## Job
Write the data out again exactly, dropping any images it holds.
═══ Material for this exercise
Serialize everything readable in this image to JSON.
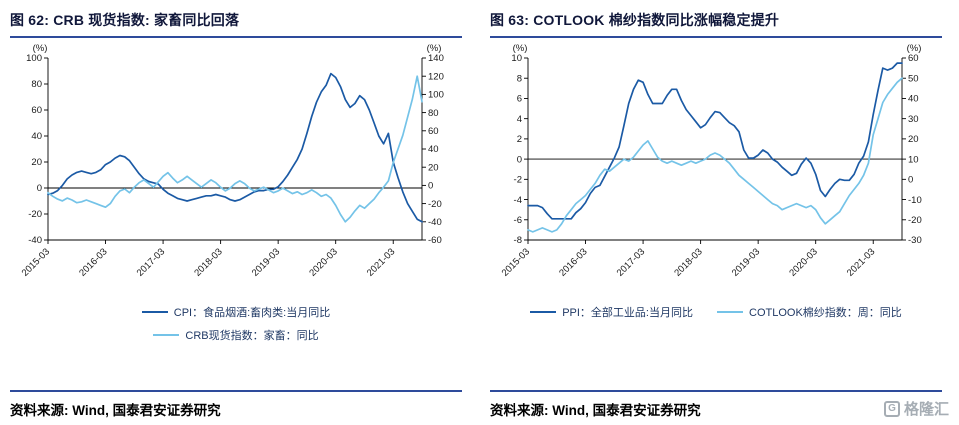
{
  "watermark": {
    "text": "格隆汇",
    "letter": "G"
  },
  "chart_data": [
    {
      "type": "line",
      "title": "图 62: CRB 现货指数: 家畜同比回落",
      "source": "资料来源: Wind, 国泰君安证券研究",
      "legend_position": "bottom",
      "grid": false,
      "x_labels": [
        "2015-03",
        "2016-03",
        "2017-03",
        "2018-03",
        "2019-03",
        "2020-03",
        "2021-03"
      ],
      "x_label_indices": [
        0,
        12,
        24,
        36,
        48,
        60,
        72
      ],
      "left_axis": {
        "label": "(%)",
        "min": -40,
        "max": 100,
        "ticks": [
          100,
          80,
          60,
          40,
          20,
          0,
          -20,
          -40
        ]
      },
      "right_axis": {
        "label": "(%)",
        "min": -60,
        "max": 140,
        "ticks": [
          140,
          120,
          100,
          80,
          60,
          40,
          20,
          0,
          -20,
          -40,
          -60
        ]
      },
      "series": [
        {
          "name": "CPI：食品烟酒:畜肉类:当月同比",
          "axis": "left",
          "color": "#1b5aa5",
          "values": [
            -5,
            -4,
            -2,
            2,
            7,
            10,
            12,
            13,
            12,
            11,
            12,
            14,
            18,
            20,
            23,
            25,
            24,
            21,
            16,
            11,
            7,
            5,
            4,
            3,
            -1,
            -4,
            -6,
            -8,
            -9,
            -10,
            -9,
            -8,
            -7,
            -6,
            -6,
            -5,
            -6,
            -7,
            -9,
            -10,
            -9,
            -7,
            -5,
            -3,
            -2,
            -2,
            -1,
            -1,
            1,
            5,
            10,
            16,
            22,
            30,
            42,
            55,
            66,
            74,
            79,
            88,
            85,
            78,
            68,
            62,
            65,
            71,
            68,
            60,
            50,
            40,
            34,
            42,
            20,
            8,
            -3,
            -12,
            -18,
            -24,
            -26
          ]
        },
        {
          "name": "CRB现货指数：家畜：同比",
          "axis": "right",
          "color": "#74c3e8",
          "values": [
            -8,
            -12,
            -15,
            -17,
            -14,
            -16,
            -19,
            -18,
            -16,
            -18,
            -20,
            -22,
            -24,
            -20,
            -12,
            -6,
            -4,
            -8,
            -2,
            3,
            6,
            2,
            -2,
            4,
            10,
            14,
            8,
            3,
            6,
            10,
            6,
            2,
            -2,
            2,
            6,
            3,
            -2,
            -6,
            -3,
            2,
            5,
            2,
            -3,
            -6,
            -4,
            -2,
            -5,
            -8,
            -6,
            -3,
            -6,
            -9,
            -7,
            -10,
            -8,
            -5,
            -8,
            -12,
            -10,
            -14,
            -22,
            -32,
            -40,
            -35,
            -28,
            -22,
            -25,
            -20,
            -15,
            -8,
            -2,
            5,
            25,
            40,
            55,
            75,
            95,
            120,
            92
          ]
        }
      ]
    },
    {
      "type": "line",
      "title": "图 63: COTLOOK 棉纱指数同比涨幅稳定提升",
      "source": "资料来源: Wind, 国泰君安证券研究",
      "legend_position": "bottom",
      "grid": false,
      "x_labels": [
        "2015-03",
        "2016-03",
        "2017-03",
        "2018-03",
        "2019-03",
        "2020-03",
        "2021-03"
      ],
      "x_label_indices": [
        0,
        12,
        24,
        36,
        48,
        60,
        72
      ],
      "left_axis": {
        "label": "(%)",
        "min": -8,
        "max": 10,
        "ticks": [
          10,
          8,
          6,
          4,
          2,
          0,
          -2,
          -4,
          -6,
          -8
        ]
      },
      "right_axis": {
        "label": "(%)",
        "min": -30,
        "max": 60,
        "ticks": [
          60,
          50,
          40,
          30,
          20,
          10,
          0,
          -10,
          -20,
          -30
        ]
      },
      "series": [
        {
          "name": "PPI：全部工业品:当月同比",
          "axis": "left",
          "color": "#1b5aa5",
          "values": [
            -4.6,
            -4.6,
            -4.6,
            -4.8,
            -5.4,
            -5.9,
            -5.9,
            -5.9,
            -5.9,
            -5.9,
            -5.3,
            -4.9,
            -4.3,
            -3.4,
            -2.8,
            -2.6,
            -1.7,
            -0.8,
            0.1,
            1.2,
            3.3,
            5.5,
            6.9,
            7.8,
            7.6,
            6.4,
            5.5,
            5.5,
            5.5,
            6.3,
            6.9,
            6.9,
            5.8,
            4.9,
            4.3,
            3.7,
            3.1,
            3.4,
            4.1,
            4.7,
            4.6,
            4.1,
            3.6,
            3.3,
            2.7,
            0.9,
            0.1,
            0.1,
            0.4,
            0.9,
            0.6,
            0,
            -0.3,
            -0.8,
            -1.2,
            -1.6,
            -1.4,
            -0.5,
            0.1,
            -0.4,
            -1.5,
            -3.1,
            -3.7,
            -3,
            -2.4,
            -2,
            -2.1,
            -2.1,
            -1.5,
            -0.4,
            0.3,
            1.7,
            4.4,
            6.8,
            9,
            8.8,
            9,
            9.5,
            9.5
          ]
        },
        {
          "name": "COTLOOK棉纱指数：周：同比",
          "axis": "right",
          "color": "#74c3e8",
          "values": [
            -25,
            -26,
            -25,
            -24,
            -25,
            -26,
            -25,
            -22,
            -18,
            -15,
            -12,
            -10,
            -8,
            -5,
            -2,
            2,
            5,
            4,
            6,
            8,
            10,
            9,
            11,
            14,
            17,
            19,
            15,
            11,
            9,
            8,
            9,
            8,
            7,
            8,
            9,
            8,
            9,
            10,
            12,
            13,
            12,
            10,
            8,
            5,
            2,
            0,
            -2,
            -4,
            -6,
            -8,
            -10,
            -12,
            -13,
            -15,
            -14,
            -13,
            -12,
            -13,
            -14,
            -13,
            -15,
            -19,
            -22,
            -20,
            -18,
            -16,
            -12,
            -8,
            -5,
            -2,
            2,
            8,
            22,
            30,
            38,
            42,
            45,
            48,
            50
          ]
        }
      ]
    }
  ]
}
══════
## Answer for the task
Serialize everything readable in this image to JSON.
{
  "watermark": {
    "text": "格隆汇",
    "letter": "G"
  },
  "chart_data": [
    {
      "type": "line",
      "title": "图 62: CRB 现货指数: 家畜同比回落",
      "source": "资料来源: Wind, 国泰君安证券研究",
      "legend_position": "bottom",
      "grid": false,
      "x_labels": [
        "2015-03",
        "2016-03",
        "2017-03",
        "2018-03",
        "2019-03",
        "2020-03",
        "2021-03"
      ],
      "x_label_indices": [
        0,
        12,
        24,
        36,
        48,
        60,
        72
      ],
      "left_axis": {
        "label": "(%)",
        "min": -40,
        "max": 100,
        "ticks": [
          100,
          80,
          60,
          40,
          20,
          0,
          -20,
          -40
        ]
      },
      "right_axis": {
        "label": "(%)",
        "min": -60,
        "max": 140,
        "ticks": [
          140,
          120,
          100,
          80,
          60,
          40,
          20,
          0,
          -20,
          -40,
          -60
        ]
      },
      "series": [
        {
          "name": "CPI：食品烟酒:畜肉类:当月同比",
          "axis": "left",
          "color": "#1b5aa5",
          "values": [
            -5,
            -4,
            -2,
            2,
            7,
            10,
            12,
            13,
            12,
            11,
            12,
            14,
            18,
            20,
            23,
            25,
            24,
            21,
            16,
            11,
            7,
            5,
            4,
            3,
            -1,
            -4,
            -6,
            -8,
            -9,
            -10,
            -9,
            -8,
            -7,
            -6,
            -6,
            -5,
            -6,
            -7,
            -9,
            -10,
            -9,
            -7,
            -5,
            -3,
            -2,
            -2,
            -1,
            -1,
            1,
            5,
            10,
            16,
            22,
            30,
            42,
            55,
            66,
            74,
            79,
            88,
            85,
            78,
            68,
            62,
            65,
            71,
            68,
            60,
            50,
            40,
            34,
            42,
            20,
            8,
            -3,
            -12,
            -18,
            -24,
            -26
          ]
        },
        {
          "name": "CRB现货指数：家畜：同比",
          "axis": "right",
          "color": "#74c3e8",
          "values": [
            -8,
            -12,
            -15,
            -17,
            -14,
            -16,
            -19,
            -18,
            -16,
            -18,
            -20,
            -22,
            -24,
            -20,
            -12,
            -6,
            -4,
            -8,
            -2,
            3,
            6,
            2,
            -2,
            4,
            10,
            14,
            8,
            3,
            6,
            10,
            6,
            2,
            -2,
            2,
            6,
            3,
            -2,
            -6,
            -3,
            2,
            5,
            2,
            -3,
            -6,
            -4,
            -2,
            -5,
            -8,
            -6,
            -3,
            -6,
            -9,
            -7,
            -10,
            -8,
            -5,
            -8,
            -12,
            -10,
            -14,
            -22,
            -32,
            -40,
            -35,
            -28,
            -22,
            -25,
            -20,
            -15,
            -8,
            -2,
            5,
            25,
            40,
            55,
            75,
            95,
            120,
            92
          ]
        }
      ]
    },
    {
      "type": "line",
      "title": "图 63: COTLOOK 棉纱指数同比涨幅稳定提升",
      "source": "资料来源: Wind, 国泰君安证券研究",
      "legend_position": "bottom",
      "grid": false,
      "x_labels": [
        "2015-03",
        "2016-03",
        "2017-03",
        "2018-03",
        "2019-03",
        "2020-03",
        "2021-03"
      ],
      "x_label_indices": [
        0,
        12,
        24,
        36,
        48,
        60,
        72
      ],
      "left_axis": {
        "label": "(%)",
        "min": -8,
        "max": 10,
        "ticks": [
          10,
          8,
          6,
          4,
          2,
          0,
          -2,
          -4,
          -6,
          -8
        ]
      },
      "right_axis": {
        "label": "(%)",
        "min": -30,
        "max": 60,
        "ticks": [
          60,
          50,
          40,
          30,
          20,
          10,
          0,
          -10,
          -20,
          -30
        ]
      },
      "series": [
        {
          "name": "PPI：全部工业品:当月同比",
          "axis": "left",
          "color": "#1b5aa5",
          "values": [
            -4.6,
            -4.6,
            -4.6,
            -4.8,
            -5.4,
            -5.9,
            -5.9,
            -5.9,
            -5.9,
            -5.9,
            -5.3,
            -4.9,
            -4.3,
            -3.4,
            -2.8,
            -2.6,
            -1.7,
            -0.8,
            0.1,
            1.2,
            3.3,
            5.5,
            6.9,
            7.8,
            7.6,
            6.4,
            5.5,
            5.5,
            5.5,
            6.3,
            6.9,
            6.9,
            5.8,
            4.9,
            4.3,
            3.7,
            3.1,
            3.4,
            4.1,
            4.7,
            4.6,
            4.1,
            3.6,
            3.3,
            2.7,
            0.9,
            0.1,
            0.1,
            0.4,
            0.9,
            0.6,
            0,
            -0.3,
            -0.8,
            -1.2,
            -1.6,
            -1.4,
            -0.5,
            0.1,
            -0.4,
            -1.5,
            -3.1,
            -3.7,
            -3,
            -2.4,
            -2,
            -2.1,
            -2.1,
            -1.5,
            -0.4,
            0.3,
            1.7,
            4.4,
            6.8,
            9,
            8.8,
            9,
            9.5,
            9.5
          ]
        },
        {
          "name": "COTLOOK棉纱指数：周：同比",
          "axis": "right",
          "color": "#74c3e8",
          "values": [
            -25,
            -26,
            -25,
            -24,
            -25,
            -26,
            -25,
            -22,
            -18,
            -15,
            -12,
            -10,
            -8,
            -5,
            -2,
            2,
            5,
            4,
            6,
            8,
            10,
            9,
            11,
            14,
            17,
            19,
            15,
            11,
            9,
            8,
            9,
            8,
            7,
            8,
            9,
            8,
            9,
            10,
            12,
            13,
            12,
            10,
            8,
            5,
            2,
            0,
            -2,
            -4,
            -6,
            -8,
            -10,
            -12,
            -13,
            -15,
            -14,
            -13,
            -12,
            -13,
            -14,
            -13,
            -15,
            -19,
            -22,
            -20,
            -18,
            -16,
            -12,
            -8,
            -5,
            -2,
            2,
            8,
            22,
            30,
            38,
            42,
            45,
            48,
            50
          ]
        }
      ]
    }
  ]
}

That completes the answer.